# What the exercise asks
Give the entries again exactly, every one of them.

# Data in this exercise
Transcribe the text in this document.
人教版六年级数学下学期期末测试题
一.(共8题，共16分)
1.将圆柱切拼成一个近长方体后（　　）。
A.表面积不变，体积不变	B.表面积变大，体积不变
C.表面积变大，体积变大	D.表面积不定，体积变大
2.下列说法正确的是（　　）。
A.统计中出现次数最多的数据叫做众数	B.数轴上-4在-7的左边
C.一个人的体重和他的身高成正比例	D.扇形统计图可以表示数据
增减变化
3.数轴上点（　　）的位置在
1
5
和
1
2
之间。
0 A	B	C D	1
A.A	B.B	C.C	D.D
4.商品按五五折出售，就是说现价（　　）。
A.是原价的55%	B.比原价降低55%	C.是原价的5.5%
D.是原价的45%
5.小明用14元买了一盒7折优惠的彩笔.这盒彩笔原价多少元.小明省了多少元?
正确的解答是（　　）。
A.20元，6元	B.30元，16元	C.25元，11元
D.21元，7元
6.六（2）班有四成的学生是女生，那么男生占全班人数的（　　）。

# Result of this task
Transcribe the text in this document.
人教版六年级数学下学期期末测试题
一.(共8题，共16分)
1.将圆柱切拼成一个近长方体后（　　）。
A.表面积不变，体积不变	B.表面积变大，体积不变
C.表面积变大，体积变大	D.表面积不定，体积变大
2.下列说法正确的是（　　）。
A.统计中出现次数最多的数据叫做众数	B.数轴上-4在-7的左边
C.一个人的体重和他的身高成正比例	D.扇形统计图可以表示数据
增减变化
3.数轴上点（　　）的位置在
1
5
和
1
2
之间。
0 A	B	C D	1
A.A	B.B	C.C	D.D
4.商品按五五折出售，就是说现价（　　）。
A.是原价的55%	B.比原价降低55%	C.是原价的5.5%
D.是原价的45%
5.小明用14元买了一盒7折优惠的彩笔.这盒彩笔原价多少元.小明省了多少元?
正确的解答是（　　）。
A.20元，6元	B.30元，16元	C.25元，11元
D.21元，7元
6.六（2）班有四成的学生是女生，那么男生占全班人数的（　　）。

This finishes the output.